◆ **Goal**
Provide an exact transcription of all the records.

— begin —

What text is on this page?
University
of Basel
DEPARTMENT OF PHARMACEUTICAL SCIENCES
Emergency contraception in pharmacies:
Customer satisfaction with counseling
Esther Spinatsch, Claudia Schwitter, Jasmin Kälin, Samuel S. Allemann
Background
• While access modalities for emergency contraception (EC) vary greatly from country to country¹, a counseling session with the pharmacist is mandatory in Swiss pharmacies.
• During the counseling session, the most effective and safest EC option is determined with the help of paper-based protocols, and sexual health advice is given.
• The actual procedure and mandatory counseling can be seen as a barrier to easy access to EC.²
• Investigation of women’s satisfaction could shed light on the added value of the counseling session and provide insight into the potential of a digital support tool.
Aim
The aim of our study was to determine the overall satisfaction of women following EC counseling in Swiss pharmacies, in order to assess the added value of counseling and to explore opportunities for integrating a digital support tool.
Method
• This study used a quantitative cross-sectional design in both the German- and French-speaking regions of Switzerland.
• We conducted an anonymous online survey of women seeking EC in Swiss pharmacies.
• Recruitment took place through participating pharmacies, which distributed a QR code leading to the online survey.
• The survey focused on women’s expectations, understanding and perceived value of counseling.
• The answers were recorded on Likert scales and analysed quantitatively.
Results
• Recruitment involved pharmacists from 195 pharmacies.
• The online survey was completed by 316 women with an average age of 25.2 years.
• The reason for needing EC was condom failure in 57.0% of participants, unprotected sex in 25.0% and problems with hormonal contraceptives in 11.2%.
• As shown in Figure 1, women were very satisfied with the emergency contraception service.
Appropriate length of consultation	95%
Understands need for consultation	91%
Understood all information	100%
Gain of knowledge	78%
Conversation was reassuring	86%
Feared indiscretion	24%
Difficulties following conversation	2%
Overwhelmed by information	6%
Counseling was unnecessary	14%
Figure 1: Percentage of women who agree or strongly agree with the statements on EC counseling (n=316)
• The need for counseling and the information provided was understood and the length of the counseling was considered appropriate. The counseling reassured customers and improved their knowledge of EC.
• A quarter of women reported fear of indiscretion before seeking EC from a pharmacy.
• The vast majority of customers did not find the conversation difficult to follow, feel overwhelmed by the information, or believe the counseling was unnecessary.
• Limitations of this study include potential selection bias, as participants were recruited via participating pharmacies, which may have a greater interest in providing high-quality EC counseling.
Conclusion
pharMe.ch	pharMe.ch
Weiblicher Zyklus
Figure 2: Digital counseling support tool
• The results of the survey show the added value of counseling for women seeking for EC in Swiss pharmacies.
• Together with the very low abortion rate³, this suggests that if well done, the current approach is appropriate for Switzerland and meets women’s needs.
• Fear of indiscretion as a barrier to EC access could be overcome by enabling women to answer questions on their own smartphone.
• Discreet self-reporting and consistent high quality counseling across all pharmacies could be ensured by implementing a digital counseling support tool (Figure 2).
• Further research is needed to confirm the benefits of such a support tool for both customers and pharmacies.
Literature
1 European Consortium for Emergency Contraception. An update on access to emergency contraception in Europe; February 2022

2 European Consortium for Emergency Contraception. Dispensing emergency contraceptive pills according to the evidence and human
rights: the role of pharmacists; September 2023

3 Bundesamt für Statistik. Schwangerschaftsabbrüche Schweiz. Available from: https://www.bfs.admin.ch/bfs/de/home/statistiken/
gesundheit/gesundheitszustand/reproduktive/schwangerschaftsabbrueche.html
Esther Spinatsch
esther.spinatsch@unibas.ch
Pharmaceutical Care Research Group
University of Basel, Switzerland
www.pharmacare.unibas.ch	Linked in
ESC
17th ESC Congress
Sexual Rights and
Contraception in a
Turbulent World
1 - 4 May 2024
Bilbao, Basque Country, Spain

— end —

◆ **Solution to the problem**
What text is on this page?
University
of Basel
DEPARTMENT OF PHARMACEUTICAL SCIENCES
Emergency contraception in pharmacies:
Customer satisfaction with counseling
Esther Spinatsch, Claudia Schwitter, Jasmin Kälin, Samuel S. Allemann
Background
• While access modalities for emergency contraception (EC) vary greatly from country to country¹, a counseling session with the pharmacist is mandatory in Swiss pharmacies.
• During the counseling session, the most effective and safest EC option is determined with the help of paper-based protocols, and sexual health advice is given.
• The actual procedure and mandatory counseling can be seen as a barrier to easy access to EC.²
• Investigation of women’s satisfaction could shed light on the added value of the counseling session and provide insight into the potential of a digital support tool.
Aim
The aim of our study was to determine the overall satisfaction of women following EC counseling in Swiss pharmacies, in order to assess the added value of counseling and to explore opportunities for integrating a digital support tool.
Method
• This study used a quantitative cross-sectional design in both the German- and French-speaking regions of Switzerland.
• We conducted an anonymous online survey of women seeking EC in Swiss pharmacies.
• Recruitment took place through participating pharmacies, which distributed a QR code leading to the online survey.
• The survey focused on women’s expectations, understanding and perceived value of counseling.
• The answers were recorded on Likert scales and analysed quantitatively.
Results
• Recruitment involved pharmacists from 195 pharmacies.
• The online survey was completed by 316 women with an average age of 25.2 years.
• The reason for needing EC was condom failure in 57.0% of participants, unprotected sex in 25.0% and problems with hormonal contraceptives in 11.2%.
• As shown in Figure 1, women were very satisfied with the emergency contraception service.
Appropriate length of consultation	95%
Understands need for consultation	91%
Understood all information	100%
Gain of knowledge	78%
Conversation was reassuring	86%
Feared indiscretion	24%
Difficulties following conversation	2%
Overwhelmed by information	6%
Counseling was unnecessary	14%
Figure 1: Percentage of women who agree or strongly agree with the statements on EC counseling (n=316)
• The need for counseling and the information provided was understood and the length of the counseling was considered appropriate. The counseling reassured customers and improved their knowledge of EC.
• A quarter of women reported fear of indiscretion before seeking EC from a pharmacy.
• The vast majority of customers did not find the conversation difficult to follow, feel overwhelmed by the information, or believe the counseling was unnecessary.
• Limitations of this study include potential selection bias, as participants were recruited via participating pharmacies, which may have a greater interest in providing high-quality EC counseling.
Conclusion
pharMe.ch	pharMe.ch
Weiblicher Zyklus
Figure 2: Digital counseling support tool
• The results of the survey show the added value of counseling for women seeking for EC in Swiss pharmacies.
• Together with the very low abortion rate³, this suggests that if well done, the current approach is appropriate for Switzerland and meets women’s needs.
• Fear of indiscretion as a barrier to EC access could be overcome by enabling women to answer questions on their own smartphone.
• Discreet self-reporting and consistent high quality counseling across all pharmacies could be ensured by implementing a digital counseling support tool (Figure 2).
• Further research is needed to confirm the benefits of such a support tool for both customers and pharmacies.
Literature
1 European Consortium for Emergency Contraception. An update on access to emergency contraception in Europe; February 2022

2 European Consortium for Emergency Contraception. Dispensing emergency contraceptive pills according to the evidence and human
rights: the role of pharmacists; September 2023

3 Bundesamt für Statistik. Schwangerschaftsabbrüche Schweiz. Available from: https://www.bfs.admin.ch/bfs/de/home/statistiken/
gesundheit/gesundheitszustand/reproduktive/schwangerschaftsabbrueche.html
Esther Spinatsch
esther.spinatsch@unibas.ch
Pharmaceutical Care Research Group
University of Basel, Switzerland
www.pharmacare.unibas.ch	Linked in
ESC
17th ESC Congress
Sexual Rights and
Contraception in a
Turbulent World
1 - 4 May 2024
Bilbao, Basque Country, Spain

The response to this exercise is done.